→ **SHORT TASK**
Please transcribe the data that follows without the pictures, keeping every word the same.

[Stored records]
····················

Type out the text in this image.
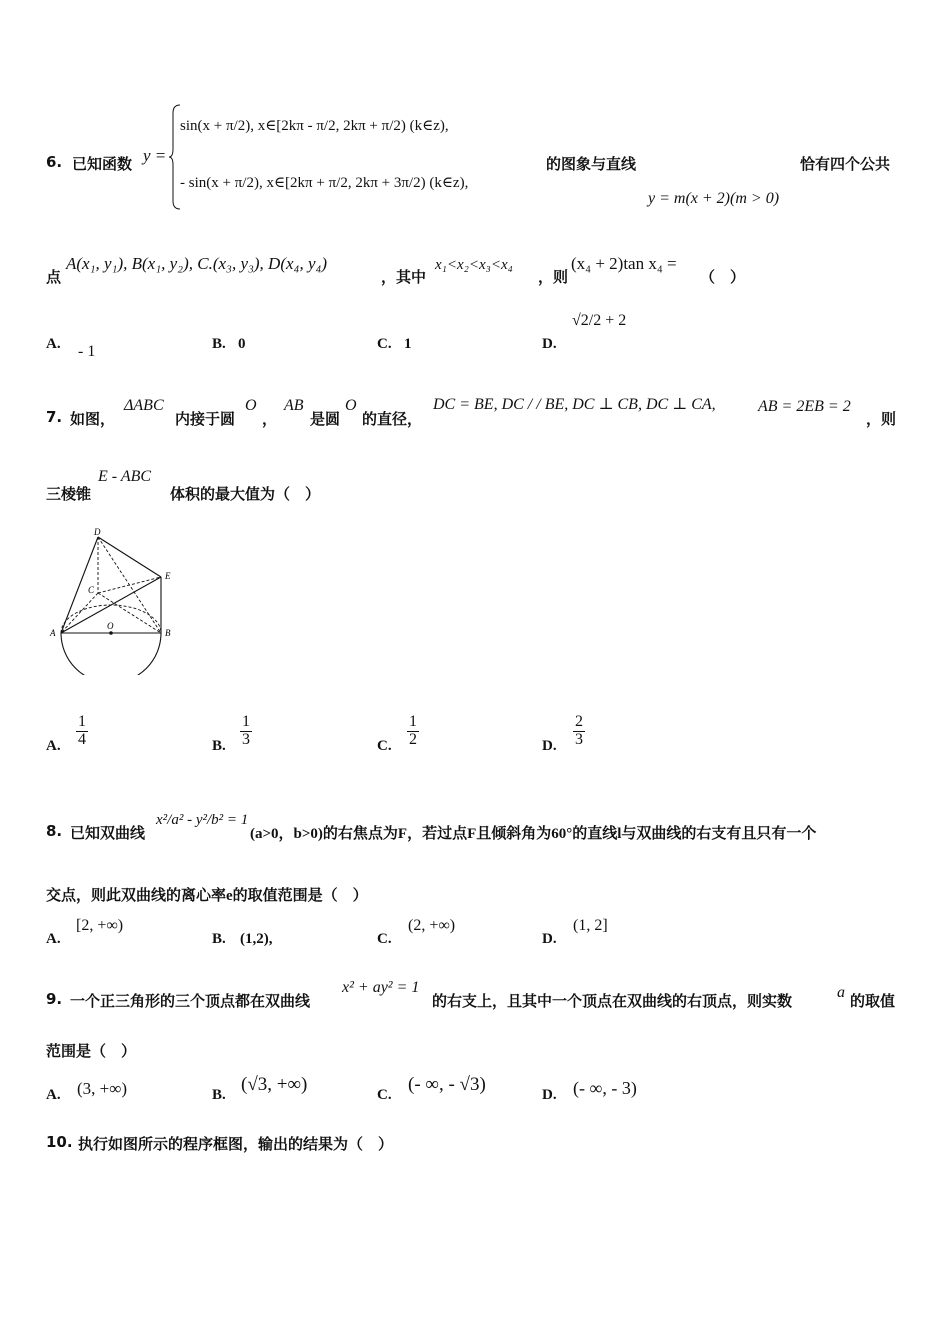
6. 已知函数 y =
sin(x + π/2), x∈[2kπ - π/2, 2kπ + π/2) (k∈z),
- sin(x + π/2), x∈[2kπ + π/2, 2kπ + 3π/2) (k∈z),
的图象与直线	恰有四个公共
y = m(x + 2)(m > 0)
点
A(x₁, y₁), B(x₁, y₂), C.(x₃, y₃), D(x₄, y₄)
，其中
x₁<x₂<x₃<x₄
，则
(x₄ + 2)tan x₄ =
（　）
A. - 1	B. 0	C. 1	D.
√2/2 + 2
7. 如图，
ΔABC
内接于圆
O
，
AB
是圆
O
的直径，
DC = BE, DC / / BE, DC ⊥ CB, DC ⊥ CA,	AB = 2EB = 2
，则
三棱锥
E - ABC
体积的最大值为（　）
D
E
C
A	B
O
A. $\frac{1}{4}$	B. $\frac{1}{3}$	C. $\frac{1}{2}$	D. $\frac{2}{3}$
8. 已知双曲线
x²/a² - y²/b² = 1
(a>0，b>0)的右焦点为F，若过点F且倾斜角为60°的直线l与双曲线的右支有且只有一个
交点，则此双曲线的离心率e的取值范围是（　）
A.
[2, +∞)
B. (1,2),	C.
(2, +∞)
D.
(1, 2]
9. 一个正三角形的三个顶点都在双曲线
x² + ay² = 1
的右支上，且其中一个顶点在双曲线的右顶点，则实数	a 的取值
范围是（　）
A. (3, +∞)	B. (√3, +∞)	C. (- ∞, - √3)	D. (- ∞, - 3)
10. 执行如图所示的程序框图，输出的结果为（　）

····················

→ **RESULT FOR THIS TASK**
Type out the text in this image.
6. 已知函数 y =
sin(x + π/2), x∈[2kπ - π/2, 2kπ + π/2) (k∈z),
- sin(x + π/2), x∈[2kπ + π/2, 2kπ + 3π/2) (k∈z),
的图象与直线	恰有四个公共
y = m(x + 2)(m > 0)
点
A(x₁, y₁), B(x₁, y₂), C.(x₃, y₃), D(x₄, y₄)
，其中
x₁<x₂<x₃<x₄
，则
(x₄ + 2)tan x₄ =
（　）
A. - 1	B. 0	C. 1	D.
√2/2 + 2
7. 如图，
ΔABC
内接于圆
O
，
AB
是圆
O
的直径，
DC = BE, DC / / BE, DC ⊥ CB, DC ⊥ CA,	AB = 2EB = 2
，则
三棱锥
E - ABC
体积的最大值为（　）
D
E
C
A	B
O
A. $\frac{1}{4}$	B. $\frac{1}{3}$	C. $\frac{1}{2}$	D. $\frac{2}{3}$
8. 已知双曲线
x²/a² - y²/b² = 1
(a>0，b>0)的右焦点为F，若过点F且倾斜角为60°的直线l与双曲线的右支有且只有一个
交点，则此双曲线的离心率e的取值范围是（　）
A.
[2, +∞)
B. (1,2),	C.
(2, +∞)
D.
(1, 2]
9. 一个正三角形的三个顶点都在双曲线
x² + ay² = 1
的右支上，且其中一个顶点在双曲线的右顶点，则实数	a 的取值
范围是（　）
A. (3, +∞)	B. (√3, +∞)	C. (- ∞, - √3)	D. (- ∞, - 3)
10. 执行如图所示的程序框图，输出的结果为（　）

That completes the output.